— start Data shown —
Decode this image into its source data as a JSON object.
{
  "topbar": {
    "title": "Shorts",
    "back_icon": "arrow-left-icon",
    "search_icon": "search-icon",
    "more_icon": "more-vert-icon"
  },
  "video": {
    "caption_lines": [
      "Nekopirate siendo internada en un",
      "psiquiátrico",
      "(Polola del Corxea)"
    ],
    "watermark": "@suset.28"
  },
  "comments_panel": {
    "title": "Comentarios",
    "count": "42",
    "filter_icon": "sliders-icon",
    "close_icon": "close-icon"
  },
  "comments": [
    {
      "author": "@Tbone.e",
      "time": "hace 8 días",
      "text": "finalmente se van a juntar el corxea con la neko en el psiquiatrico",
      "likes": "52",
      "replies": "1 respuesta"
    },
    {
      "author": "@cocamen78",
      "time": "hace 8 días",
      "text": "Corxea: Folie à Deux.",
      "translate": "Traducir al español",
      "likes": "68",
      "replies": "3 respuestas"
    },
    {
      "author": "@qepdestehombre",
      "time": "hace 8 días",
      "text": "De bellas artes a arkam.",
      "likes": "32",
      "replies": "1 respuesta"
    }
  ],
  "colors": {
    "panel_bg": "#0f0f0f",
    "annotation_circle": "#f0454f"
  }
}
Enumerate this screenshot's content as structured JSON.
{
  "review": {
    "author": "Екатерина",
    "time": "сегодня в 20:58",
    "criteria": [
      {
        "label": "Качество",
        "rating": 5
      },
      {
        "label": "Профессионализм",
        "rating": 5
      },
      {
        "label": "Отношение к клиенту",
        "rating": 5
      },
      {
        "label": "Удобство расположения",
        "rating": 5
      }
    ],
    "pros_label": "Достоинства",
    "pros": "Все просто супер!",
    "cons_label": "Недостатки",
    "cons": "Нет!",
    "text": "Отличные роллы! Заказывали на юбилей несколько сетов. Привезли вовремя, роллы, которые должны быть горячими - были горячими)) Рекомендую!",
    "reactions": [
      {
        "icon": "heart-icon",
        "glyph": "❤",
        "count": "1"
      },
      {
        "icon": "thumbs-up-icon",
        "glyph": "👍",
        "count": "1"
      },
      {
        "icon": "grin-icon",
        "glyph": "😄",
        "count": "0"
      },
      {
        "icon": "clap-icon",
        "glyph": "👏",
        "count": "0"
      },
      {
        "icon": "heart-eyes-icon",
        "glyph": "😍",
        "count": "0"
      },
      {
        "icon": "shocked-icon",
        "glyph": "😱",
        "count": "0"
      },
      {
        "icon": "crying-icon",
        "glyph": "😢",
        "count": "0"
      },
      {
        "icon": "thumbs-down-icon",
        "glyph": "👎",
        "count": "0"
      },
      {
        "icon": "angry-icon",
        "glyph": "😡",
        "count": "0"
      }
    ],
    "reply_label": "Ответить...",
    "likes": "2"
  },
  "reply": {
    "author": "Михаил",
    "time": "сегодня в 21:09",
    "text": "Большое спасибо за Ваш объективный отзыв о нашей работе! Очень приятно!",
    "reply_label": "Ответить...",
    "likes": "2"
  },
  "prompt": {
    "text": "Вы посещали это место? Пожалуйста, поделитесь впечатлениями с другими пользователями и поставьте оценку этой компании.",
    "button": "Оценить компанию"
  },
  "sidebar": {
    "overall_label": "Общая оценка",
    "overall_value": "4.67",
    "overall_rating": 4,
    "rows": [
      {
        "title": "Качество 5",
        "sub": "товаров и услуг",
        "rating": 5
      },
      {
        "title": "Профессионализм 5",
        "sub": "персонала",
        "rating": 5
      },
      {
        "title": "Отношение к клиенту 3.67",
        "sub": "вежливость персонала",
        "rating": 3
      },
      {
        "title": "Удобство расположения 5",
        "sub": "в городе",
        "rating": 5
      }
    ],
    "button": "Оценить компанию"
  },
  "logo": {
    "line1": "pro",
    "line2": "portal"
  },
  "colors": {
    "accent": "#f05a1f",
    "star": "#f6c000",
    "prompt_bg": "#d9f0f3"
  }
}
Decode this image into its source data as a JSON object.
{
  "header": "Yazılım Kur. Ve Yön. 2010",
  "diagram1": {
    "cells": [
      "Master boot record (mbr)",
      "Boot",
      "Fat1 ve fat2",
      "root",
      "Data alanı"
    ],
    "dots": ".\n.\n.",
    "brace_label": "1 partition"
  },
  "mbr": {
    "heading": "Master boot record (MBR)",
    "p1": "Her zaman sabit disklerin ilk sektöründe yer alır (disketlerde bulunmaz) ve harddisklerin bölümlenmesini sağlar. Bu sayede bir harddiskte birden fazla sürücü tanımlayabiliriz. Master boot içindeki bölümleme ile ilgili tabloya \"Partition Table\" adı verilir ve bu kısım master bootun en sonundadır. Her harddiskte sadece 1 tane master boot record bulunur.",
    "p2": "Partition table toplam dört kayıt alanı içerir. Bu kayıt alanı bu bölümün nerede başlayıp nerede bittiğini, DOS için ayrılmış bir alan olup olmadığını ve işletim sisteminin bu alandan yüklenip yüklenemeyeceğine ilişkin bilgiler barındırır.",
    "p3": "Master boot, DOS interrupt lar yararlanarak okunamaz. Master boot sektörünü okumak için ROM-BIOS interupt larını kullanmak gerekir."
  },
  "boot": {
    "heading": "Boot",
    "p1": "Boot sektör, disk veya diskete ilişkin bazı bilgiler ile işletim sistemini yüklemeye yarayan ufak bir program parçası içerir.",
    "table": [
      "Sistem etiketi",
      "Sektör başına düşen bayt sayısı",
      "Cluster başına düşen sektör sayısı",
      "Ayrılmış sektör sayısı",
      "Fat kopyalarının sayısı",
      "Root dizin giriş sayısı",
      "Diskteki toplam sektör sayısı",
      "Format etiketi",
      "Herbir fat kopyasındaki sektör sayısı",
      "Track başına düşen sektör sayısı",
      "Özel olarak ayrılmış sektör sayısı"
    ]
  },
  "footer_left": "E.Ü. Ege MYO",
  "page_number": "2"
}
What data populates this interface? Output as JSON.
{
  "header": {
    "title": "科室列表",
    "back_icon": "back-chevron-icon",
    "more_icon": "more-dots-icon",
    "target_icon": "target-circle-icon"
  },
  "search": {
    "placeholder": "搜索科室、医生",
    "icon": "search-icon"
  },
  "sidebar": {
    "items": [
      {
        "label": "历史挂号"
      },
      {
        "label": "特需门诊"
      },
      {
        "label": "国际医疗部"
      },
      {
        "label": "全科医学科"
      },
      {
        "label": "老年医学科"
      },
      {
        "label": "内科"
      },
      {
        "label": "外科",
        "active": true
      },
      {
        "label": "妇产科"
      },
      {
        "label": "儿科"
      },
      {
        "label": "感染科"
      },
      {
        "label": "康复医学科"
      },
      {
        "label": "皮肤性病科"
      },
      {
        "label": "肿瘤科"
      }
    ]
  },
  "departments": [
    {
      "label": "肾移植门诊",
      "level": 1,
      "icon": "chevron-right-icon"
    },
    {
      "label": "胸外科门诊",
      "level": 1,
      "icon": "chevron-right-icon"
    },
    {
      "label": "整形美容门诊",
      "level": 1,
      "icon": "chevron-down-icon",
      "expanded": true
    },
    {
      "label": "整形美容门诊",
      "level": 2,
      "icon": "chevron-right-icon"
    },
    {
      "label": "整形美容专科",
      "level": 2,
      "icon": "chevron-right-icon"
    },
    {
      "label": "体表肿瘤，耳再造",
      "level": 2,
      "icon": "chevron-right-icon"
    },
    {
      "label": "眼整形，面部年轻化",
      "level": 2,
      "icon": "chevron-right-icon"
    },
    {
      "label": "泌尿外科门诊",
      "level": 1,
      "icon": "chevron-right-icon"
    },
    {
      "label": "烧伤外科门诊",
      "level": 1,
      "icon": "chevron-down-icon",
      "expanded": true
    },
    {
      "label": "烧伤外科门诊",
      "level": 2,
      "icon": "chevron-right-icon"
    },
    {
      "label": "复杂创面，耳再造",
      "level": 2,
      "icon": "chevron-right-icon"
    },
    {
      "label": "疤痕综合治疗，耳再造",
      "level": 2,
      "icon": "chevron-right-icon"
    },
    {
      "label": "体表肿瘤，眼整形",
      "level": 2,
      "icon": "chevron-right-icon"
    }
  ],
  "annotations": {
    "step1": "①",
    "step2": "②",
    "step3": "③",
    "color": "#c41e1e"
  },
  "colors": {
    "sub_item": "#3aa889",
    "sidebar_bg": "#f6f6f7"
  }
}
— end Data shown —
Instruction: Identify each line of the material where the word "içerir" shows up, and copy it.

Exercise answer:
    "p2": "Partition table toplam dört kayıt alanı içerir. Bu kayıt alanı bu bölümün nerede başlayıp nerede bittiğini, DOS için ayrılmış bir alan olup olmadığını ve işletim sisteminin bu alandan yüklenip yüklenemeyeceğine ilişkin bilgiler barındırır.",
    "p1": "Boot sektör, disk veya diskete ilişkin bazı bilgiler ile işletim sistemini yüklemeye yarayan ufak bir program parçası içerir.",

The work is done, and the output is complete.